▶ [YOUR INSTRUCTIONS] For this exercise, copy out each line of the material below that includes "baht".
╭──
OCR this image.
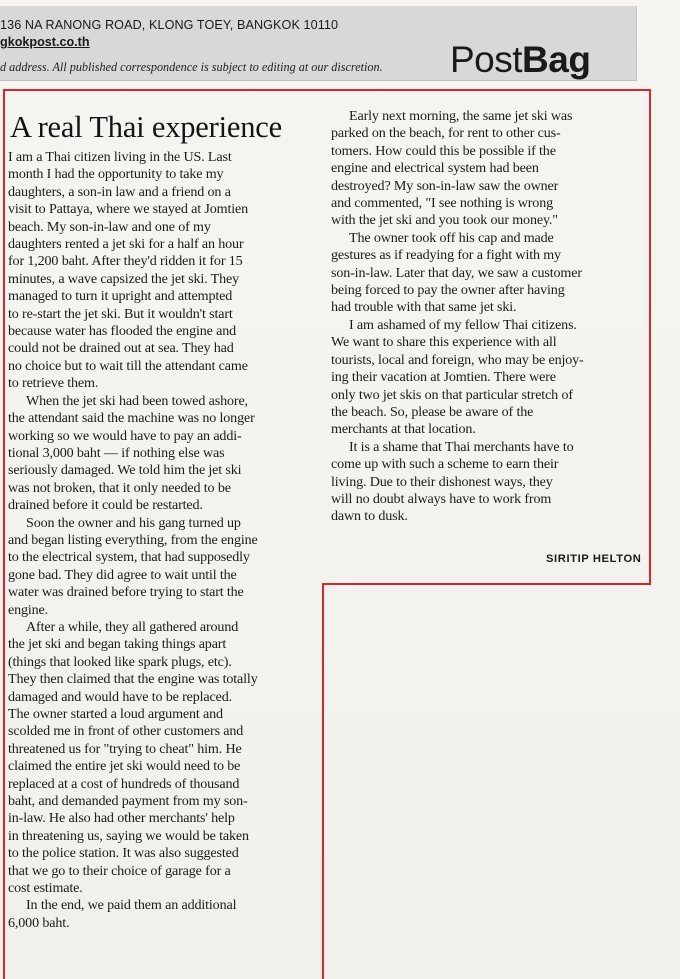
136 NA RANONG ROAD, KLONG TOEY, BANGKOK 10110
gkokpost.co.th
d address. All published correspondence is subject to editing at our discretion. PostBag
A real Thai experience

I am a Thai citizen living in the US. Last
month I had the opportunity to take my
daughters, a son-in law and a friend on a
visit to Pattaya, where we stayed at Jomtien
beach. My son-in-law and one of my
daughters rented a jet ski for a half an hour
for 1,200 baht. After they'd ridden it for 15
minutes, a wave capsized the jet ski. They
managed to turn it upright and attempted
to re-start the jet ski. But it wouldn't start
because water has flooded the engine and
could not be drained out at sea. They had
no choice but to wait till the attendant came
to retrieve them.

When the jet ski had been towed ashore,
the attendant said the machine was no longer
working so we would have to pay an addi-
tional 3,000 baht — if nothing else was
seriously damaged. We told him the jet ski
was not broken, that it only needed to be
drained before it could be restarted.

Soon the owner and his gang turned up
and began listing everything, from the engine
to the electrical system, that had supposedly
gone bad. They did agree to wait until the
water was drained before trying to start the
engine.

After a while, they all gathered around
the jet ski and began taking things apart
(things that looked like spark plugs, etc).
They then claimed that the engine was totally
damaged and would have to be replaced.
The owner started a loud argument and
scolded me in front of other customers and
threatened us for "trying to cheat" him. He
claimed the entire jet ski would need to be
replaced at a cost of hundreds of thousand
baht, and demanded payment from my son-
in-law. He also had other merchants' help
in threatening us, saying we would be taken
to the police station. It was also suggested
that we go to their choice of garage for a
cost estimate.

In the end, we paid them an additional
6,000 baht.

Early next morning, the same jet ski was
parked on the beach, for rent to other cus-
tomers. How could this be possible if the
engine and electrical system had been
destroyed? My son-in-law saw the owner
and commented, "I see nothing is wrong
with the jet ski and you took our money."

The owner took off his cap and made
gestures as if readying for a fight with my
son-in-law. Later that day, we saw a customer
being forced to pay the owner after having
had trouble with that same jet ski.

I am ashamed of my fellow Thai citizens.
We want to share this experience with all
tourists, local and foreign, who may be enjoy-
ing their vacation at Jomtien. There were
only two jet skis on that particular stretch of
the beach. So, please be aware of the
merchants at that location.

It is a shame that Thai merchants have to
come up with such a scheme to earn their
living. Due to their dishonest ways, they
will no doubt always have to work from
dawn to dusk.

SIRITIP HELTON
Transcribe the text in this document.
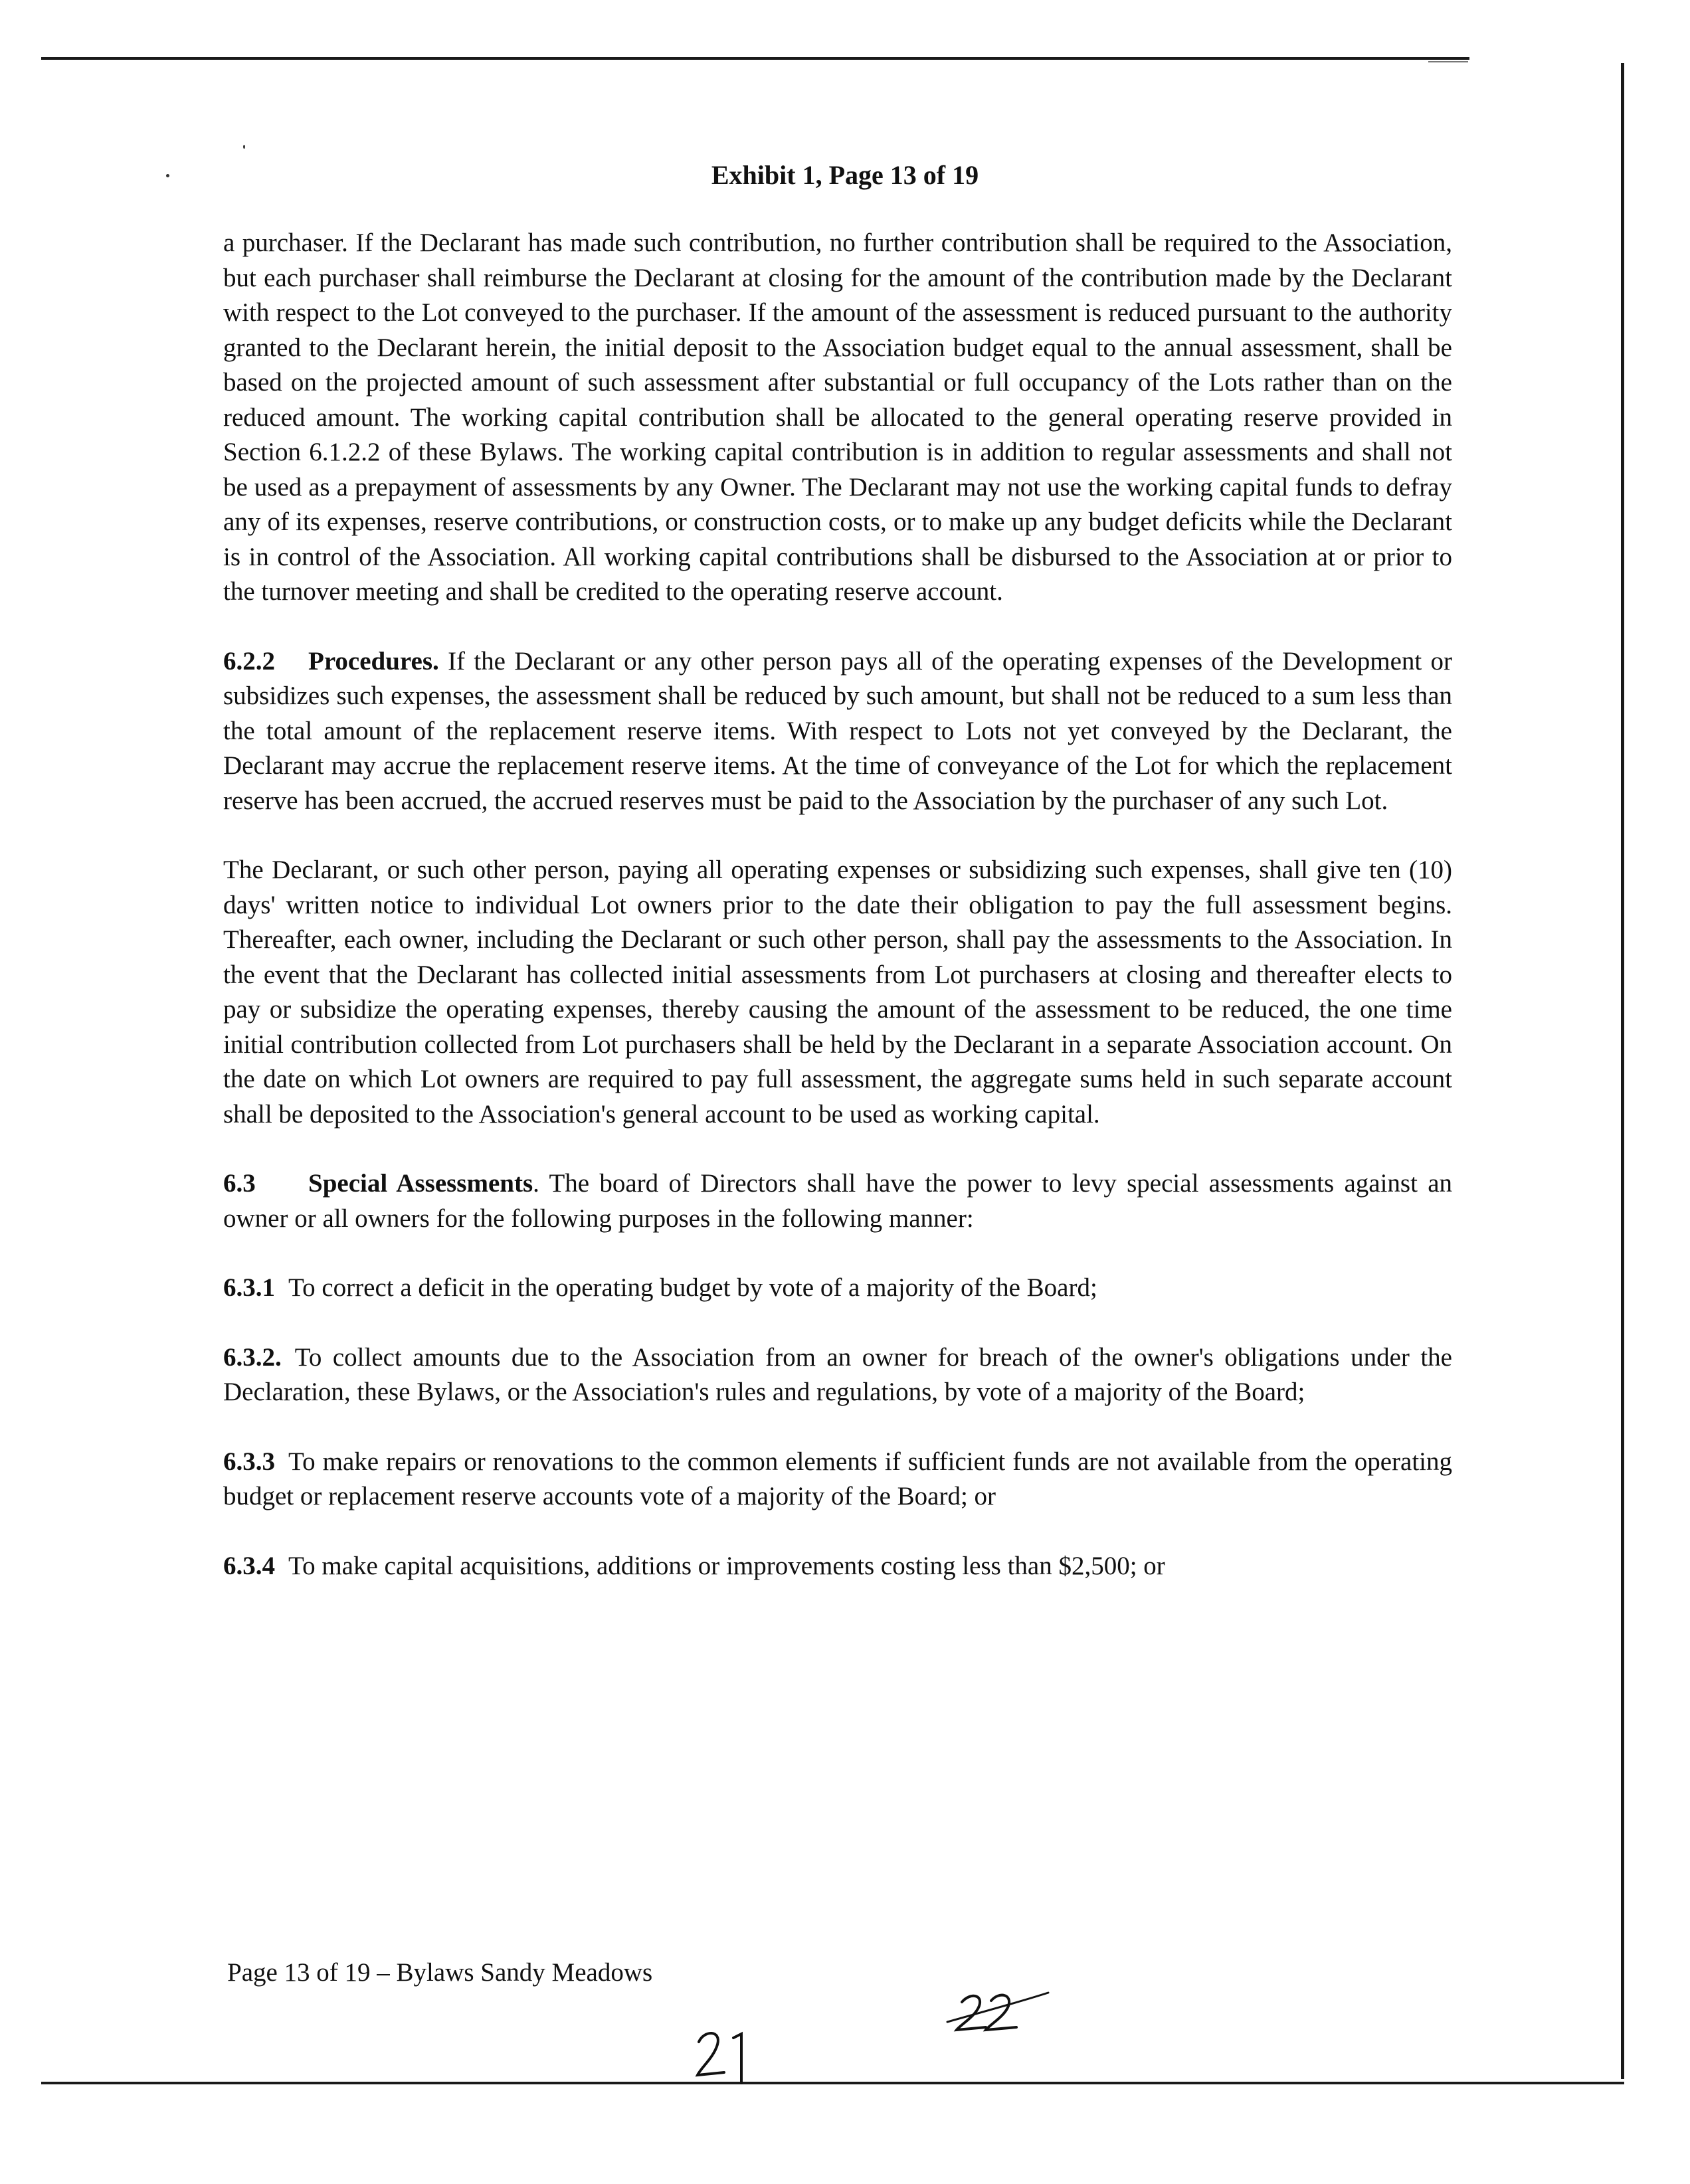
Exhibit 1, Page 13 of 19

a purchaser. If the Declarant has made such contribution, no further contribution shall be required to the Association, but each purchaser shall reimburse the Declarant at closing for the amount of the contribution made by the Declarant with respect to the Lot conveyed to the purchaser. If the amount of the assessment is reduced pursuant to the authority granted to the Declarant herein, the initial deposit to the Association budget equal to the annual assessment, shall be based on the projected amount of such assessment after substantial or full occupancy of the Lots rather than on the reduced amount. The working capital contribution shall be allocated to the general operating reserve provided in Section 6.1.2.2 of these Bylaws. The working capital contribution is in addition to regular assessments and shall not be used as a prepayment of assessments by any Owner. The Declarant may not use the working capital funds to defray any of its expenses, reserve contributions, or construction costs, or to make up any budget deficits while the Declarant is in control of the Association. All working capital contributions shall be disbursed to the Association at or prior to the turnover meeting and shall be credited to the operating reserve account.

6.2.2 Procedures. If the Declarant or any other person pays all of the operating expenses of the Development or subsidizes such expenses, the assessment shall be reduced by such amount, but shall not be reduced to a sum less than the total amount of the replacement reserve items. With respect to Lots not yet conveyed by the Declarant, the Declarant may accrue the replacement reserve items. At the time of conveyance of the Lot for which the replacement reserve has been accrued, the accrued reserves must be paid to the Association by the purchaser of any such Lot.

The Declarant, or such other person, paying all operating expenses or subsidizing such expenses, shall give ten (10) days' written notice to individual Lot owners prior to the date their obligation to pay the full assessment begins. Thereafter, each owner, including the Declarant or such other person, shall pay the assessments to the Association. In the event that the Declarant has collected initial assessments from Lot purchasers at closing and thereafter elects to pay or subsidize the operating expenses, thereby causing the amount of the assessment to be reduced, the one time initial contribution collected from Lot purchasers shall be held by the Declarant in a separate Association account. On the date on which Lot owners are required to pay full assessment, the aggregate sums held in such separate account shall be deposited to the Association's general account to be used as working capital.

6.3 Special Assessments. The board of Directors shall have the power to levy special assessments against an owner or all owners for the following purposes in the following manner:

6.3.1 To correct a deficit in the operating budget by vote of a majority of the Board;

6.3.2. To collect amounts due to the Association from an owner for breach of the owner's obligations under the Declaration, these Bylaws, or the Association's rules and regulations, by vote of a majority of the Board;

6.3.3 To make repairs or renovations to the common elements if sufficient funds are not available from the operating budget or replacement reserve accounts vote of a majority of the Board; or

6.3.4 To make capital acquisitions, additions or improvements costing less than $2,500; or

Page 13 of 19 – Bylaws Sandy Meadows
╰──
▶ [OUTPUT OF THE TASK]
for 1,200 baht. After they'd ridden it for 15
tional 3,000 baht — if nothing else was
baht, and demanded payment from my son-
6,000 baht.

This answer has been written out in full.